## PROBLEM
Provide the number of lines containing the word "práctica", and nothing else.

## Items from a dataset
————
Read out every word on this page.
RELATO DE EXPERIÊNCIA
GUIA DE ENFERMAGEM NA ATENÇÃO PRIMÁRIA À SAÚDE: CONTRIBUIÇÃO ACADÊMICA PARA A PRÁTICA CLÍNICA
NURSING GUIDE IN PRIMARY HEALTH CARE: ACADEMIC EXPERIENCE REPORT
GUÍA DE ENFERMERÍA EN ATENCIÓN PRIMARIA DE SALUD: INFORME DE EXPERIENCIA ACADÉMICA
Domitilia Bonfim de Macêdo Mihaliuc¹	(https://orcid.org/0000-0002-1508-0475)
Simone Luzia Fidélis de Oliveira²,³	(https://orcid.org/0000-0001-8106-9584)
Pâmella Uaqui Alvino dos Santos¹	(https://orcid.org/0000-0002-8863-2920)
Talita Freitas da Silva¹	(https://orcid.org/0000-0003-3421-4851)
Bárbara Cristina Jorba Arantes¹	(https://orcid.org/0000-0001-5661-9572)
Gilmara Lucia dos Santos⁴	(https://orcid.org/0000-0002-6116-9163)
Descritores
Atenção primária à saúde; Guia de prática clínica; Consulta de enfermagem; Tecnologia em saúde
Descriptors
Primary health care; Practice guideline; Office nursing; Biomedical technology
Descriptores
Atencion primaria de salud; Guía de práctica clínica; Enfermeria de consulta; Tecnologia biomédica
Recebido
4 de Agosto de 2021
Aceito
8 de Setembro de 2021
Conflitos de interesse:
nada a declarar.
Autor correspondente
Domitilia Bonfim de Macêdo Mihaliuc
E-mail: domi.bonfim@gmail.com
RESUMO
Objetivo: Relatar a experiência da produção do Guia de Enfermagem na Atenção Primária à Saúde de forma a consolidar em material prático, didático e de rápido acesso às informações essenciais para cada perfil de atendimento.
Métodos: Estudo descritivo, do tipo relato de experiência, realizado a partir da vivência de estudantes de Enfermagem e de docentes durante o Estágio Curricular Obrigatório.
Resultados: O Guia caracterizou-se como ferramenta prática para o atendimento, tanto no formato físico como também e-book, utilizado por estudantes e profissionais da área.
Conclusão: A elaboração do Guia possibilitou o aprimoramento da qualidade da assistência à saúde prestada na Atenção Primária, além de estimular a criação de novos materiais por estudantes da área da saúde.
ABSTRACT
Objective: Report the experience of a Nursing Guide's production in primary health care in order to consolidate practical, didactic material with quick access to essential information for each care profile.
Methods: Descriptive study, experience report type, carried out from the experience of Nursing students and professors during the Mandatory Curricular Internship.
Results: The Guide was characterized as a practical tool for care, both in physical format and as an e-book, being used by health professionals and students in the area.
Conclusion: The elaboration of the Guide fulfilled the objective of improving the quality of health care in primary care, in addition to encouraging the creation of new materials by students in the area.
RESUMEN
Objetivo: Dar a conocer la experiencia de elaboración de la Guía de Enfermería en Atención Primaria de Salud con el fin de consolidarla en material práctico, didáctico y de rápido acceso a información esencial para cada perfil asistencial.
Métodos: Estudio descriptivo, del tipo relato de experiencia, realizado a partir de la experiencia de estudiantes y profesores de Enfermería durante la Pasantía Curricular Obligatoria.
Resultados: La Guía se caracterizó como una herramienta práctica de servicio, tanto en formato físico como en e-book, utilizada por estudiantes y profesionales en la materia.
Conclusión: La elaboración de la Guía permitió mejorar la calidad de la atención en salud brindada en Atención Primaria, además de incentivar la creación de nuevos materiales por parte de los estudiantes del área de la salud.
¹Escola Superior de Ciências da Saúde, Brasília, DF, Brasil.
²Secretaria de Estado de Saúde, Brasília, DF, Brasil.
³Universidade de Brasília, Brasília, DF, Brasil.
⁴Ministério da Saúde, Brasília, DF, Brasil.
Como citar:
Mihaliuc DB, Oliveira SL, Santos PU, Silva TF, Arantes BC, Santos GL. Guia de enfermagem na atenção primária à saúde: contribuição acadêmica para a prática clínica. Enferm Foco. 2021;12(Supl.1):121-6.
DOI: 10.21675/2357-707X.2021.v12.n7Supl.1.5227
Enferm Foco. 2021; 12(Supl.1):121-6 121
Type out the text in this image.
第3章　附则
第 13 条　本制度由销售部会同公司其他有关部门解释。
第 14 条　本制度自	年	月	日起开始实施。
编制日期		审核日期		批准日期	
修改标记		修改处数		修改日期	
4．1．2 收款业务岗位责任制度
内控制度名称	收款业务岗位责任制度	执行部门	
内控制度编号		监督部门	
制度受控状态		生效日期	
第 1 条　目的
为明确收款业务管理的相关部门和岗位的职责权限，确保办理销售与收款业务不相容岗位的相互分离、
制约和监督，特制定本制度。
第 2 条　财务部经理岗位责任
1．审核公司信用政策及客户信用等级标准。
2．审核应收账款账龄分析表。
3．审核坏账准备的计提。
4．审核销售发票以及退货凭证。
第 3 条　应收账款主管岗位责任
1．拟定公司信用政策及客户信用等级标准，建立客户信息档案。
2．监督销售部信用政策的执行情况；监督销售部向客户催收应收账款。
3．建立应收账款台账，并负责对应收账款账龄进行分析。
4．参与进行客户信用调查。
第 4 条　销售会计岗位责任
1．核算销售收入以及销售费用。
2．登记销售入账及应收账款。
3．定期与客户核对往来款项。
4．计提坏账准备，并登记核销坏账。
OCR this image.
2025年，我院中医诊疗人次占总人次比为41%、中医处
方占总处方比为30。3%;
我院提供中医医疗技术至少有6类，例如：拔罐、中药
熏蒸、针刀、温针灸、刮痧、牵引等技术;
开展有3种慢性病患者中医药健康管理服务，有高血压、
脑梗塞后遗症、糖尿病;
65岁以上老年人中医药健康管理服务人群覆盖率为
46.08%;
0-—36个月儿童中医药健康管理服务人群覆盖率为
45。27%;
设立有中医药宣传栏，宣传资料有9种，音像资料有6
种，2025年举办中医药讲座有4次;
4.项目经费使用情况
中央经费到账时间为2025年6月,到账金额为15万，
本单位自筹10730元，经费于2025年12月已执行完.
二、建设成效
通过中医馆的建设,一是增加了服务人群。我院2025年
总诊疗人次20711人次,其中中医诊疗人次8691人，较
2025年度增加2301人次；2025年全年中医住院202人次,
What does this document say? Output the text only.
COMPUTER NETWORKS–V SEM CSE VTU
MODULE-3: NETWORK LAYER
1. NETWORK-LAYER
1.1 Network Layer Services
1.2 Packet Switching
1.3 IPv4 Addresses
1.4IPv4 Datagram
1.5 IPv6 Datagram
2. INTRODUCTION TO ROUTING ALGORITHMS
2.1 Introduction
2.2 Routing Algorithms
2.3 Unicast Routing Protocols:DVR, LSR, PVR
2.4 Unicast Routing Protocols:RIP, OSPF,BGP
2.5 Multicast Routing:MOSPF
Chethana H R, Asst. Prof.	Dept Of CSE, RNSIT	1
————
## EXERCISE ANSWER
2